* Dataset records
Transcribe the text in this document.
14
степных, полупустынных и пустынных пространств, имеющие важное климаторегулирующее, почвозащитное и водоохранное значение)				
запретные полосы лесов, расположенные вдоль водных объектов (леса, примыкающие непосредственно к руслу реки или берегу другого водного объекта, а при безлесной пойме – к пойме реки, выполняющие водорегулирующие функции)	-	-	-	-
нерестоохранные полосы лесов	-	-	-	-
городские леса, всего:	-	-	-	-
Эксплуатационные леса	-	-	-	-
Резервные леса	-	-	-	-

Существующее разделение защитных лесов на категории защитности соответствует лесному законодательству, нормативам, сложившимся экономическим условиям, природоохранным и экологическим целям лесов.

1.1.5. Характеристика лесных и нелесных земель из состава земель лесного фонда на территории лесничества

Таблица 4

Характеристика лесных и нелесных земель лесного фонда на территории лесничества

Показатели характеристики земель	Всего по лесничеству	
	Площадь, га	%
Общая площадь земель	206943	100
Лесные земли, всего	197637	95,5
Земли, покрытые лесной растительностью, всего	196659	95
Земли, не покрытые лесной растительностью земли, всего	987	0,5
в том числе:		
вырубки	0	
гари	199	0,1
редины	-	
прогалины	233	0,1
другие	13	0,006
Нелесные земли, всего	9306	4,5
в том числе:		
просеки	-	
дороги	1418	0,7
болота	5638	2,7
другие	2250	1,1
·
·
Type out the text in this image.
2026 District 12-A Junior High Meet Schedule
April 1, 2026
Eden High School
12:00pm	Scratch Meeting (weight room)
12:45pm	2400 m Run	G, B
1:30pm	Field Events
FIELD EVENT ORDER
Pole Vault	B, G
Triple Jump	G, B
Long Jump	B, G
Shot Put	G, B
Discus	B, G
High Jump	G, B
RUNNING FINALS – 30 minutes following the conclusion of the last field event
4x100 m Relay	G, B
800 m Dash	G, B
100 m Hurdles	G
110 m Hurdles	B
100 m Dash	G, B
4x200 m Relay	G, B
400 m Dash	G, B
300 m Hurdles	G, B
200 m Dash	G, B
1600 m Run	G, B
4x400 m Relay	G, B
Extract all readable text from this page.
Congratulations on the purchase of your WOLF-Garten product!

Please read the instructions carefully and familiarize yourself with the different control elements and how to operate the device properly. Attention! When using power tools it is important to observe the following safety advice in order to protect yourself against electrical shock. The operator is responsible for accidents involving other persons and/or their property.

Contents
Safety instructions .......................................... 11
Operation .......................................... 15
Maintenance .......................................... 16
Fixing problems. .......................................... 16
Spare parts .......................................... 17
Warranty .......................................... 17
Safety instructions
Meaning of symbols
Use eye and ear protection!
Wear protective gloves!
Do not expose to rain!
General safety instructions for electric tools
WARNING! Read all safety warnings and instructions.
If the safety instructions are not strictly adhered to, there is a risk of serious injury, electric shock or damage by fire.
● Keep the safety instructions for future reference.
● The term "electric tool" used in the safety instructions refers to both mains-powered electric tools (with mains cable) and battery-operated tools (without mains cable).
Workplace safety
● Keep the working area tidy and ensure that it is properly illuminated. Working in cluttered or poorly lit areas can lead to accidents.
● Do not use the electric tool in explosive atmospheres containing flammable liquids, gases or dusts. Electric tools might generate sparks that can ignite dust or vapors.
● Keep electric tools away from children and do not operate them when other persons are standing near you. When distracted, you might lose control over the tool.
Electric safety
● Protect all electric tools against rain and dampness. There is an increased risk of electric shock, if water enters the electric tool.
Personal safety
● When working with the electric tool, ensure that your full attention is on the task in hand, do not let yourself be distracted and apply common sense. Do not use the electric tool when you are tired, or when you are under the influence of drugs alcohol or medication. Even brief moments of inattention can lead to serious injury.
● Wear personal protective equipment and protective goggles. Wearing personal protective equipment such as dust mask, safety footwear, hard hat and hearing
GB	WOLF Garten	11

* TASK DIRECTIONS
Above are the records; retype every one exactly.

* RESPONSE TO THIS TASK
Transcribe the text in this document.
14
степных, полупустынных и пустынных пространств, имеющие важное климаторегулирующее, почвозащитное и водоохранное значение)				
запретные полосы лесов, расположенные вдоль водных объектов (леса, примыкающие непосредственно к руслу реки или берегу другого водного объекта, а при безлесной пойме – к пойме реки, выполняющие водорегулирующие функции)	-	-	-	-
нерестоохранные полосы лесов	-	-	-	-
городские леса, всего:	-	-	-	-
Эксплуатационные леса	-	-	-	-
Резервные леса	-	-	-	-

Существующее разделение защитных лесов на категории защитности соответствует лесному законодательству, нормативам, сложившимся экономическим условиям, природоохранным и экологическим целям лесов.

1.1.5. Характеристика лесных и нелесных земель из состава земель лесного фонда на территории лесничества

Таблица 4

Характеристика лесных и нелесных земель лесного фонда на территории лесничества

Показатели характеристики земель	Всего по лесничеству	
	Площадь, га	%
Общая площадь земель	206943	100
Лесные земли, всего	197637	95,5
Земли, покрытые лесной растительностью, всего	196659	95
Земли, не покрытые лесной растительностью земли, всего	987	0,5
в том числе:		
вырубки	0	
гари	199	0,1
редины	-	
прогалины	233	0,1
другие	13	0,006
Нелесные земли, всего	9306	4,5
в том числе:		
просеки	-	
дороги	1418	0,7
болота	5638	2,7
другие	2250	1,1
·
·
Type out the text in this image.
2026 District 12-A Junior High Meet Schedule
April 1, 2026
Eden High School
12:00pm	Scratch Meeting (weight room)
12:45pm	2400 m Run	G, B
1:30pm	Field Events
FIELD EVENT ORDER
Pole Vault	B, G
Triple Jump	G, B
Long Jump	B, G
Shot Put	G, B
Discus	B, G
High Jump	G, B
RUNNING FINALS – 30 minutes following the conclusion of the last field event
4x100 m Relay	G, B
800 m Dash	G, B
100 m Hurdles	G
110 m Hurdles	B
100 m Dash	G, B
4x200 m Relay	G, B
400 m Dash	G, B
300 m Hurdles	G, B
200 m Dash	G, B
1600 m Run	G, B
4x400 m Relay	G, B
Extract all readable text from this page.
Congratulations on the purchase of your WOLF-Garten product!

Please read the instructions carefully and familiarize yourself with the different control elements and how to operate the device properly. Attention! When using power tools it is important to observe the following safety advice in order to protect yourself against electrical shock. The operator is responsible for accidents involving other persons and/or their property.

Contents
Safety instructions .......................................... 11
Operation .......................................... 15
Maintenance .......................................... 16
Fixing problems. .......................................... 16
Spare parts .......................................... 17
Warranty .......................................... 17
Safety instructions
Meaning of symbols
Use eye and ear protection!
Wear protective gloves!
Do not expose to rain!
General safety instructions for electric tools
WARNING! Read all safety warnings and instructions.
If the safety instructions are not strictly adhered to, there is a risk of serious injury, electric shock or damage by fire.
● Keep the safety instructions for future reference.
● The term "electric tool" used in the safety instructions refers to both mains-powered electric tools (with mains cable) and battery-operated tools (without mains cable).
Workplace safety
● Keep the working area tidy and ensure that it is properly illuminated. Working in cluttered or poorly lit areas can lead to accidents.
● Do not use the electric tool in explosive atmospheres containing flammable liquids, gases or dusts. Electric tools might generate sparks that can ignite dust or vapors.
● Keep electric tools away from children and do not operate them when other persons are standing near you. When distracted, you might lose control over the tool.
Electric safety
● Protect all electric tools against rain and dampness. There is an increased risk of electric shock, if water enters the electric tool.
Personal safety
● When working with the electric tool, ensure that your full attention is on the task in hand, do not let yourself be distracted and apply common sense. Do not use the electric tool when you are tired, or when you are under the influence of drugs alcohol or medication. Even brief moments of inattention can lead to serious injury.
● Wear personal protective equipment and protective goggles. Wearing personal protective equipment such as dust mask, safety footwear, hard hat and hearing
GB	WOLF Garten	11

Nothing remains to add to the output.